>> Start SUPPLIED RECORDS
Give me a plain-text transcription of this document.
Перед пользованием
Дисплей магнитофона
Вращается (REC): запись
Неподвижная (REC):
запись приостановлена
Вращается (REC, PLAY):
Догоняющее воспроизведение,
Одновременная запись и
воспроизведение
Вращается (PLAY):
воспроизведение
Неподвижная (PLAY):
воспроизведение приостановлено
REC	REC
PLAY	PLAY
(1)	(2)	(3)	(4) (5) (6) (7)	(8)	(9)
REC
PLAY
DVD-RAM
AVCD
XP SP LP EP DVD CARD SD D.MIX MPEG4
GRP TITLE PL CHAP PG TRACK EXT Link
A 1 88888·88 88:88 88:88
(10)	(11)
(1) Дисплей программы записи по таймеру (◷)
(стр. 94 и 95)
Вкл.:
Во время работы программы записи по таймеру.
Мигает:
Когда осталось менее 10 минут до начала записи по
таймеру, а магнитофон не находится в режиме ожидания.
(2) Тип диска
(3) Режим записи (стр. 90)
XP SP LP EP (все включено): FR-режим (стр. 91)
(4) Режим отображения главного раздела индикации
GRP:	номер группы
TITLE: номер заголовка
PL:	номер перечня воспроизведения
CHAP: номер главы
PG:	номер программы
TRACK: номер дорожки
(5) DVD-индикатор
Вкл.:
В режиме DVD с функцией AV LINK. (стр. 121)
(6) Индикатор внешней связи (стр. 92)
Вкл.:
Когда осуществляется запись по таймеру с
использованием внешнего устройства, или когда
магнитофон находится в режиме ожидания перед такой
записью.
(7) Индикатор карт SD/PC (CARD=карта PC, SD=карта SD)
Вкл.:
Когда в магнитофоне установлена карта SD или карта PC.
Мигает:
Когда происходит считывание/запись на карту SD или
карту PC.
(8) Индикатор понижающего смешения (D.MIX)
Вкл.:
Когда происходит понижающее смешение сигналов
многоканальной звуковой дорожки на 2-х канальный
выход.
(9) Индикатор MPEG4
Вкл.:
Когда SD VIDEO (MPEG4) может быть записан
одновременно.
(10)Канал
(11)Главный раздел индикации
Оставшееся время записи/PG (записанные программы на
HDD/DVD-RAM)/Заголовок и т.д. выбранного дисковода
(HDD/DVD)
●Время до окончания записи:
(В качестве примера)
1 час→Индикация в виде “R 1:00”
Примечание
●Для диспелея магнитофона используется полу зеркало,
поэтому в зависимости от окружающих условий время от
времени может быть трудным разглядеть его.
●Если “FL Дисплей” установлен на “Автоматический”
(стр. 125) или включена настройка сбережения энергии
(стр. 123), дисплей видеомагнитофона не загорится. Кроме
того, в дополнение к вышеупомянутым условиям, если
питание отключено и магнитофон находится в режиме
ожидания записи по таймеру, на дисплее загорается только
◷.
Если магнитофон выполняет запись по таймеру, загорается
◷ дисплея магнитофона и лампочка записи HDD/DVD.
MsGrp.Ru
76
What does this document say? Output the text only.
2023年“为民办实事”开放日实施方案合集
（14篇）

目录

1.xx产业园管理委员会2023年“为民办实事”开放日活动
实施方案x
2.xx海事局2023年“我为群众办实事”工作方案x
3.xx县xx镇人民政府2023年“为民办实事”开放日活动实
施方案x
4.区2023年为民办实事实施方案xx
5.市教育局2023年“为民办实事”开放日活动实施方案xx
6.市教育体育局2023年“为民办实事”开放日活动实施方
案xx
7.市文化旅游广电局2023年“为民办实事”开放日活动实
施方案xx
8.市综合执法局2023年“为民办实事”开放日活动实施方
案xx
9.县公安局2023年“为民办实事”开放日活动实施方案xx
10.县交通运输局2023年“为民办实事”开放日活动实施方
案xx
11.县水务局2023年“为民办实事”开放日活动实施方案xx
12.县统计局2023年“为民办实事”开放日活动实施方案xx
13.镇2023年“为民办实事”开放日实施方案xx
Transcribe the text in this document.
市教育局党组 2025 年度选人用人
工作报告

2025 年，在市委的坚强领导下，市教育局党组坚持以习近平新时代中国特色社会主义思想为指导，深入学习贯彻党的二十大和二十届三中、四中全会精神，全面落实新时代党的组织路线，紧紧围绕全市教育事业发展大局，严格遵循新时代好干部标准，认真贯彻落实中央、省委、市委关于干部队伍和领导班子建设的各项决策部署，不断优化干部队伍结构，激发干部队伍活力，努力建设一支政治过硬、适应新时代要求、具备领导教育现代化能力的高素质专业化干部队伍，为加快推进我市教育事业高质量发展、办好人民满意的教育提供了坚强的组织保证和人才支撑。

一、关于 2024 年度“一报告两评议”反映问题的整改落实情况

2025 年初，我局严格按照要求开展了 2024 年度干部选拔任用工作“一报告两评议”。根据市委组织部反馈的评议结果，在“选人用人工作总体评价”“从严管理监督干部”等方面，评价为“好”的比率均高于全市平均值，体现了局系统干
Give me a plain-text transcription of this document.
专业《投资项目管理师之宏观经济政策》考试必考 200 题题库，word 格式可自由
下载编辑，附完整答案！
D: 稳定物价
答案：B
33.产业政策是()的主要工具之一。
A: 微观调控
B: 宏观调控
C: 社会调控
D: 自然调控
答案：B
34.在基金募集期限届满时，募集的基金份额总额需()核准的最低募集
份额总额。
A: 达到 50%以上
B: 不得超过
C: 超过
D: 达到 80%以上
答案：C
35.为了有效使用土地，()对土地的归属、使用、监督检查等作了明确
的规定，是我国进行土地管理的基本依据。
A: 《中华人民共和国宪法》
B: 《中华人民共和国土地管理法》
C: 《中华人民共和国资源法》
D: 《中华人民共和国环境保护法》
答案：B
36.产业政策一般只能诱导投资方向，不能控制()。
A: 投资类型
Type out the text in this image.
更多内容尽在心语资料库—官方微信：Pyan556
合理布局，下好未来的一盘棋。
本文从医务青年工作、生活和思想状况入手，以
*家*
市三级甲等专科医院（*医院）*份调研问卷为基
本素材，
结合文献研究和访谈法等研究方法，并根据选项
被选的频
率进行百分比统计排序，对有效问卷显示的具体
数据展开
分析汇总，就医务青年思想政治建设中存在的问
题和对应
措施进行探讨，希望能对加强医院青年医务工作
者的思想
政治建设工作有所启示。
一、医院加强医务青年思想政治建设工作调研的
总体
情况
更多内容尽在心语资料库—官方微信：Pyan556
>> End SUPPLIED RECORDS
[TO BE DONE] In the listing above, find the line containing "Transcribe the text in this document." and please quote exactly that line through the last one, and no other lines.

[TASK ANSWER]
Transcribe the text in this document.
市教育局党组 2025 年度选人用人
工作报告

2025 年，在市委的坚强领导下，市教育局党组坚持以习近平新时代中国特色社会主义思想为指导，深入学习贯彻党的二十大和二十届三中、四中全会精神，全面落实新时代党的组织路线，紧紧围绕全市教育事业发展大局，严格遵循新时代好干部标准，认真贯彻落实中央、省委、市委关于干部队伍和领导班子建设的各项决策部署，不断优化干部队伍结构，激发干部队伍活力，努力建设一支政治过硬、适应新时代要求、具备领导教育现代化能力的高素质专业化干部队伍，为加快推进我市教育事业高质量发展、办好人民满意的教育提供了坚强的组织保证和人才支撑。

一、关于 2024 年度“一报告两评议”反映问题的整改落实情况

2025 年初，我局严格按照要求开展了 2024 年度干部选拔任用工作“一报告两评议”。根据市委组织部反馈的评议结果，在“选人用人工作总体评价”“从严管理监督干部”等方面，评价为“好”的比率均高于全市平均值，体现了局系统干
Give me a plain-text transcription of this document.
专业《投资项目管理师之宏观经济政策》考试必考 200 题题库，word 格式可自由
下载编辑，附完整答案！
D: 稳定物价
答案：B
33.产业政策是()的主要工具之一。
A: 微观调控
B: 宏观调控
C: 社会调控
D: 自然调控
答案：B
34.在基金募集期限届满时，募集的基金份额总额需()核准的最低募集
份额总额。
A: 达到 50%以上
B: 不得超过
C: 超过
D: 达到 80%以上
答案：C
35.为了有效使用土地，()对土地的归属、使用、监督检查等作了明确
的规定，是我国进行土地管理的基本依据。
A: 《中华人民共和国宪法》
B: 《中华人民共和国土地管理法》
C: 《中华人民共和国资源法》
D: 《中华人民共和国环境保护法》
答案：B
36.产业政策一般只能诱导投资方向，不能控制()。
A: 投资类型
Type out the text in this image.
更多内容尽在心语资料库—官方微信：Pyan556
合理布局，下好未来的一盘棋。
本文从医务青年工作、生活和思想状况入手，以
*家*
市三级甲等专科医院（*医院）*份调研问卷为基
本素材，
结合文献研究和访谈法等研究方法，并根据选项
被选的频
率进行百分比统计排序，对有效问卷显示的具体
数据展开
分析汇总，就医务青年思想政治建设中存在的问
题和对应
措施进行探讨，希望能对加强医院青年医务工作
者的思想
政治建设工作有所启示。
一、医院加强医务青年思想政治建设工作调研的
总体
情况
更多内容尽在心语资料库—官方微信：Pyan556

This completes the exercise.